Stated problem = Give every line below again, exactly.

Record extracts =
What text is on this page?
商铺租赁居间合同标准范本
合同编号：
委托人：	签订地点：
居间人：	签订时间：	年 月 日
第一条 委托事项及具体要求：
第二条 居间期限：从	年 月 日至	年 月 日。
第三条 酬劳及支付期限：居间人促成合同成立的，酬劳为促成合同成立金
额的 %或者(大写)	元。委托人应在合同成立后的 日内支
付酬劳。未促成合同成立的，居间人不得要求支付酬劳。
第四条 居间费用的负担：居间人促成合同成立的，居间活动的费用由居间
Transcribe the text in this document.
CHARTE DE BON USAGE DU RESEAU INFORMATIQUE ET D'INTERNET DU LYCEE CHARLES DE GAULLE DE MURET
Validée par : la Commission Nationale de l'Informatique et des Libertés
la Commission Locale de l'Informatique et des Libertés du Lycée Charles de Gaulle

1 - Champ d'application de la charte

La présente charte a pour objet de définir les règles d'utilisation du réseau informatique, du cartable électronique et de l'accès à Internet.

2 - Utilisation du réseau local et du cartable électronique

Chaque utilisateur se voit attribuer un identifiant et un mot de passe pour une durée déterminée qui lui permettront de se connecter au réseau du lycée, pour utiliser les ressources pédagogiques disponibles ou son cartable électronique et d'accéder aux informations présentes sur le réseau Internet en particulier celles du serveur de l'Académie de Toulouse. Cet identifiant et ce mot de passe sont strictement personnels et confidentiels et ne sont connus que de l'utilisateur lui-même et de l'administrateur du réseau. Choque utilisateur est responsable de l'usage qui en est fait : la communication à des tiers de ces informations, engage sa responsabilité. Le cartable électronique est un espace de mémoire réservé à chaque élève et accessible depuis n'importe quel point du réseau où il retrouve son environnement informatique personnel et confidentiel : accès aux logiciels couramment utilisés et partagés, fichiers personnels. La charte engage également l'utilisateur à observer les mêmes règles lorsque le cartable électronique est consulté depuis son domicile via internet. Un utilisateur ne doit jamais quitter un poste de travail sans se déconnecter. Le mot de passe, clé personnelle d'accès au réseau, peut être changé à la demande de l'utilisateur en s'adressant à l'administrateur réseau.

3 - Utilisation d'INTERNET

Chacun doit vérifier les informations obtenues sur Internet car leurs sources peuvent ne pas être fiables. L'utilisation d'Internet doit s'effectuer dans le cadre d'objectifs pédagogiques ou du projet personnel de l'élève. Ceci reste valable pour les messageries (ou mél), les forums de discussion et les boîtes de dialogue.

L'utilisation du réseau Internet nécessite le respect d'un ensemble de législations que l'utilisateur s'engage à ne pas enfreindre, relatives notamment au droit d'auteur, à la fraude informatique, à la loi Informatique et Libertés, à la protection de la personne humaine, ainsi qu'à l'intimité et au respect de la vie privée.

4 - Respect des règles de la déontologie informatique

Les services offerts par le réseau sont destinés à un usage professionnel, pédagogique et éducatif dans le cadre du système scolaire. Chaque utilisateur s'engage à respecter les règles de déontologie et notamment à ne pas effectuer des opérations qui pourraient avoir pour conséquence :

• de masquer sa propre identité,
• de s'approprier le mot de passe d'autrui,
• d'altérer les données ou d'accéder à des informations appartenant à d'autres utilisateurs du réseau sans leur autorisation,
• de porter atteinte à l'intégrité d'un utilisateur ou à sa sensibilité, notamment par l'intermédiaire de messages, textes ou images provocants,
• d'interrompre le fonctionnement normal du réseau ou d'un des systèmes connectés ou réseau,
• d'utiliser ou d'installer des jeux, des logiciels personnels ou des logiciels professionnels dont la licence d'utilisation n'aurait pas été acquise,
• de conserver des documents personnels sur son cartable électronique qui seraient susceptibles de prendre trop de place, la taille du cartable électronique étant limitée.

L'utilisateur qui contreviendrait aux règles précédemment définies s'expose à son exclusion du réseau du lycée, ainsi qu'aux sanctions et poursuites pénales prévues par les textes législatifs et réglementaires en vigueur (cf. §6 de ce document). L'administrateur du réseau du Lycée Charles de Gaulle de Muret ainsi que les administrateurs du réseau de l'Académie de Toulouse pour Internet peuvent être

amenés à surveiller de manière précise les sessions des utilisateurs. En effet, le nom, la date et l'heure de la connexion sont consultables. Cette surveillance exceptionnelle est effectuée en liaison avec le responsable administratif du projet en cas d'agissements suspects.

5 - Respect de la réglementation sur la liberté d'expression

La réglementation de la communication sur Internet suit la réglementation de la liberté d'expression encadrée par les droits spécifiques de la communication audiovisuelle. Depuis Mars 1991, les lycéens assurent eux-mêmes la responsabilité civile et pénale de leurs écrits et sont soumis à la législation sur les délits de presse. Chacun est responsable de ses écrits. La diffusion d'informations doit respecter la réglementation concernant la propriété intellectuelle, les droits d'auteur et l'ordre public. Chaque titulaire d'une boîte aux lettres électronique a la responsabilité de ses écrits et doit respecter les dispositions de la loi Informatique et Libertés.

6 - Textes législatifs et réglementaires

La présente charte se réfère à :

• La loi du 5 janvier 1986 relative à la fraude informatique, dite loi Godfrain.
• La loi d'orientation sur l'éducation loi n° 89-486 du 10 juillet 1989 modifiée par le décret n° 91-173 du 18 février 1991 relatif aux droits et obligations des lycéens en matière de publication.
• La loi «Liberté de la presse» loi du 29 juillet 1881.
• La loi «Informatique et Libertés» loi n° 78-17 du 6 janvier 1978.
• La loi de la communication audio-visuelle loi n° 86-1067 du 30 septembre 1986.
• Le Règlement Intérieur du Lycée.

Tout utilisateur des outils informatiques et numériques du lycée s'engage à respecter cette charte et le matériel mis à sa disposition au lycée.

Reply to the exercise =
What text is on this page?
商铺租赁居间合同标准范本
合同编号：
委托人：	签订地点：
居间人：	签订时间：	年 月 日
第一条 委托事项及具体要求：
第二条 居间期限：从	年 月 日至	年 月 日。
第三条 酬劳及支付期限：居间人促成合同成立的，酬劳为促成合同成立金
额的 %或者(大写)	元。委托人应在合同成立后的 日内支
付酬劳。未促成合同成立的，居间人不得要求支付酬劳。
第四条 居间费用的负担：居间人促成合同成立的，居间活动的费用由居间
Transcribe the text in this document.
CHARTE DE BON USAGE DU RESEAU INFORMATIQUE ET D'INTERNET DU LYCEE CHARLES DE GAULLE DE MURET
Validée par : la Commission Nationale de l'Informatique et des Libertés
la Commission Locale de l'Informatique et des Libertés du Lycée Charles de Gaulle

1 - Champ d'application de la charte

La présente charte a pour objet de définir les règles d'utilisation du réseau informatique, du cartable électronique et de l'accès à Internet.

2 - Utilisation du réseau local et du cartable électronique

Chaque utilisateur se voit attribuer un identifiant et un mot de passe pour une durée déterminée qui lui permettront de se connecter au réseau du lycée, pour utiliser les ressources pédagogiques disponibles ou son cartable électronique et d'accéder aux informations présentes sur le réseau Internet en particulier celles du serveur de l'Académie de Toulouse. Cet identifiant et ce mot de passe sont strictement personnels et confidentiels et ne sont connus que de l'utilisateur lui-même et de l'administrateur du réseau. Choque utilisateur est responsable de l'usage qui en est fait : la communication à des tiers de ces informations, engage sa responsabilité. Le cartable électronique est un espace de mémoire réservé à chaque élève et accessible depuis n'importe quel point du réseau où il retrouve son environnement informatique personnel et confidentiel : accès aux logiciels couramment utilisés et partagés, fichiers personnels. La charte engage également l'utilisateur à observer les mêmes règles lorsque le cartable électronique est consulté depuis son domicile via internet. Un utilisateur ne doit jamais quitter un poste de travail sans se déconnecter. Le mot de passe, clé personnelle d'accès au réseau, peut être changé à la demande de l'utilisateur en s'adressant à l'administrateur réseau.

3 - Utilisation d'INTERNET

Chacun doit vérifier les informations obtenues sur Internet car leurs sources peuvent ne pas être fiables. L'utilisation d'Internet doit s'effectuer dans le cadre d'objectifs pédagogiques ou du projet personnel de l'élève. Ceci reste valable pour les messageries (ou mél), les forums de discussion et les boîtes de dialogue.

L'utilisation du réseau Internet nécessite le respect d'un ensemble de législations que l'utilisateur s'engage à ne pas enfreindre, relatives notamment au droit d'auteur, à la fraude informatique, à la loi Informatique et Libertés, à la protection de la personne humaine, ainsi qu'à l'intimité et au respect de la vie privée.

4 - Respect des règles de la déontologie informatique

Les services offerts par le réseau sont destinés à un usage professionnel, pédagogique et éducatif dans le cadre du système scolaire. Chaque utilisateur s'engage à respecter les règles de déontologie et notamment à ne pas effectuer des opérations qui pourraient avoir pour conséquence :

• de masquer sa propre identité,
• de s'approprier le mot de passe d'autrui,
• d'altérer les données ou d'accéder à des informations appartenant à d'autres utilisateurs du réseau sans leur autorisation,
• de porter atteinte à l'intégrité d'un utilisateur ou à sa sensibilité, notamment par l'intermédiaire de messages, textes ou images provocants,
• d'interrompre le fonctionnement normal du réseau ou d'un des systèmes connectés ou réseau,
• d'utiliser ou d'installer des jeux, des logiciels personnels ou des logiciels professionnels dont la licence d'utilisation n'aurait pas été acquise,
• de conserver des documents personnels sur son cartable électronique qui seraient susceptibles de prendre trop de place, la taille du cartable électronique étant limitée.

L'utilisateur qui contreviendrait aux règles précédemment définies s'expose à son exclusion du réseau du lycée, ainsi qu'aux sanctions et poursuites pénales prévues par les textes législatifs et réglementaires en vigueur (cf. §6 de ce document). L'administrateur du réseau du Lycée Charles de Gaulle de Muret ainsi que les administrateurs du réseau de l'Académie de Toulouse pour Internet peuvent être

amenés à surveiller de manière précise les sessions des utilisateurs. En effet, le nom, la date et l'heure de la connexion sont consultables. Cette surveillance exceptionnelle est effectuée en liaison avec le responsable administratif du projet en cas d'agissements suspects.

5 - Respect de la réglementation sur la liberté d'expression

La réglementation de la communication sur Internet suit la réglementation de la liberté d'expression encadrée par les droits spécifiques de la communication audiovisuelle. Depuis Mars 1991, les lycéens assurent eux-mêmes la responsabilité civile et pénale de leurs écrits et sont soumis à la législation sur les délits de presse. Chacun est responsable de ses écrits. La diffusion d'informations doit respecter la réglementation concernant la propriété intellectuelle, les droits d'auteur et l'ordre public. Chaque titulaire d'une boîte aux lettres électronique a la responsabilité de ses écrits et doit respecter les dispositions de la loi Informatique et Libertés.

6 - Textes législatifs et réglementaires

La présente charte se réfère à :

• La loi du 5 janvier 1986 relative à la fraude informatique, dite loi Godfrain.
• La loi d'orientation sur l'éducation loi n° 89-486 du 10 juillet 1989 modifiée par le décret n° 91-173 du 18 février 1991 relatif aux droits et obligations des lycéens en matière de publication.
• La loi «Liberté de la presse» loi du 29 juillet 1881.
• La loi «Informatique et Libertés» loi n° 78-17 du 6 janvier 1978.
• La loi de la communication audio-visuelle loi n° 86-1067 du 30 septembre 1986.
• Le Règlement Intérieur du Lycée.

Tout utilisateur des outils informatiques et numériques du lycée s'engage à respecter cette charte et le matériel mis à sa disposition au lycée.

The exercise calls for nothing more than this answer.